Records contained in a dataset

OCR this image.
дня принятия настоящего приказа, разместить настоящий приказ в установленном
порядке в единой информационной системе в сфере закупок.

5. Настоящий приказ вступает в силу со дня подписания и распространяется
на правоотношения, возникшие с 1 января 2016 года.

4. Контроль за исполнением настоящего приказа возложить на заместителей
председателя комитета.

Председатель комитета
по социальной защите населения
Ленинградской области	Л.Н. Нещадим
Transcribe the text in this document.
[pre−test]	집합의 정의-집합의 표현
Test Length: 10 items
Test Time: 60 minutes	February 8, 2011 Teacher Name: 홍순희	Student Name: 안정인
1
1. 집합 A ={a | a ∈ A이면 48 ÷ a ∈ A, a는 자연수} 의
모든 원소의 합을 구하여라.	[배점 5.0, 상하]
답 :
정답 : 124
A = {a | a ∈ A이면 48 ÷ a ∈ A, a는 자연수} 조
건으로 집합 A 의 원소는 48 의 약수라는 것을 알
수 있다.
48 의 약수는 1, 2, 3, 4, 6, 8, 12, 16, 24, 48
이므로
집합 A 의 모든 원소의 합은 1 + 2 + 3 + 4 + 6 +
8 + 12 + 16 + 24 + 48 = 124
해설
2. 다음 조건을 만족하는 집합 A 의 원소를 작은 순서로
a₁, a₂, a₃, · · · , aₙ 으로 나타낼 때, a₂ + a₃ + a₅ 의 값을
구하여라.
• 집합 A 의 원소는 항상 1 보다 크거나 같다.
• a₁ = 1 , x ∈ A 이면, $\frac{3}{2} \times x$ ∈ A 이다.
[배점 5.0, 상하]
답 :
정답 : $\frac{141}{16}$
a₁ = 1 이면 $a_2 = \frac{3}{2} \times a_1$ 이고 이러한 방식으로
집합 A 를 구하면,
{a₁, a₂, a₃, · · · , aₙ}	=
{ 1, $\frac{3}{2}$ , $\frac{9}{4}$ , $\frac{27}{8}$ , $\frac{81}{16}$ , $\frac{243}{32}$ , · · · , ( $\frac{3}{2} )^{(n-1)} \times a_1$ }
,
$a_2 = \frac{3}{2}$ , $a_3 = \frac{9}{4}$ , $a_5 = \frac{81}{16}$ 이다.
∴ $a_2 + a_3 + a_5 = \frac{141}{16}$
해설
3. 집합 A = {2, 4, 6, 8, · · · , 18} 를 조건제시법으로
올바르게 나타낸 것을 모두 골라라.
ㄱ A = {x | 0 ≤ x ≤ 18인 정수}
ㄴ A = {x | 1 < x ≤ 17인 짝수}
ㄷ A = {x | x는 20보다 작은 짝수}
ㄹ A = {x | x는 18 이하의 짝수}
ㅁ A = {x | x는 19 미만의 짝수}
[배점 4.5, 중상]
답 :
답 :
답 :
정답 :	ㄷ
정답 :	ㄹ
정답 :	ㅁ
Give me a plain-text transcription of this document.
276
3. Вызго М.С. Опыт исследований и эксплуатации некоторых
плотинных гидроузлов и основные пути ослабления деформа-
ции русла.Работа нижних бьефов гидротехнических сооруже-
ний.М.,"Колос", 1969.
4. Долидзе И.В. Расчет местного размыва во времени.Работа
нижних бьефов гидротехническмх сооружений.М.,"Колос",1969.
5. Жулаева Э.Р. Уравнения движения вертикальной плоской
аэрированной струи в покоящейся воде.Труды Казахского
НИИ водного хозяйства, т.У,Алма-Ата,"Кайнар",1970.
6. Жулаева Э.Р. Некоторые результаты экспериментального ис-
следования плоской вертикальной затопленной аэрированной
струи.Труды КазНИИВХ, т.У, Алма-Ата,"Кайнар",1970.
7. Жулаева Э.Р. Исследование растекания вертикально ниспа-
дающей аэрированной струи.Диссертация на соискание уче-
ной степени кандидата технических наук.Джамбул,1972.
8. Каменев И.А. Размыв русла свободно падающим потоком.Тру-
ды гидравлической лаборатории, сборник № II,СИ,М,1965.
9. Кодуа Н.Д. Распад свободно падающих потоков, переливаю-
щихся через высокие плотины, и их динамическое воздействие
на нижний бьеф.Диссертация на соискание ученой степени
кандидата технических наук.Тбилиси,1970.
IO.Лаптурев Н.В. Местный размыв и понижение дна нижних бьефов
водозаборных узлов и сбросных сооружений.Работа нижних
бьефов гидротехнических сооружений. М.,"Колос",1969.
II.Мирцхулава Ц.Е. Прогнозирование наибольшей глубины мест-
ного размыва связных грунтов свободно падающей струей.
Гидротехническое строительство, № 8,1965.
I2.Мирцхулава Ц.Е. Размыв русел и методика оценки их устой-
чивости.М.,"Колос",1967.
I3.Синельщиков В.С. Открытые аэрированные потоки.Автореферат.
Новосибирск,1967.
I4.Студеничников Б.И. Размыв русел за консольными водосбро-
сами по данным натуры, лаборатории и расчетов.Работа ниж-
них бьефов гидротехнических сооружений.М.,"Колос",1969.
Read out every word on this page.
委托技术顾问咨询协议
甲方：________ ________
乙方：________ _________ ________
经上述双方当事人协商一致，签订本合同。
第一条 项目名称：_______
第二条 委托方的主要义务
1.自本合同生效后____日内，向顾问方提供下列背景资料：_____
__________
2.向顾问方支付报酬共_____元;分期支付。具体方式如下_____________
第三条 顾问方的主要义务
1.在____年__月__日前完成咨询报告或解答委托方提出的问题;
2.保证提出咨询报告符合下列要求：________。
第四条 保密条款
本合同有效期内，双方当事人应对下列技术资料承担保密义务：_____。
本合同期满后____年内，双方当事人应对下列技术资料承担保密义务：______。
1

> GOAL OF THE EXERCISE: In the records above, find each line holding "наук" and copy it.

> RESULT FOR THIS EXERCISE:
ной степени кандидата технических наук.Джамбул,1972.
кандидата технических наук.Тбилиси,1970.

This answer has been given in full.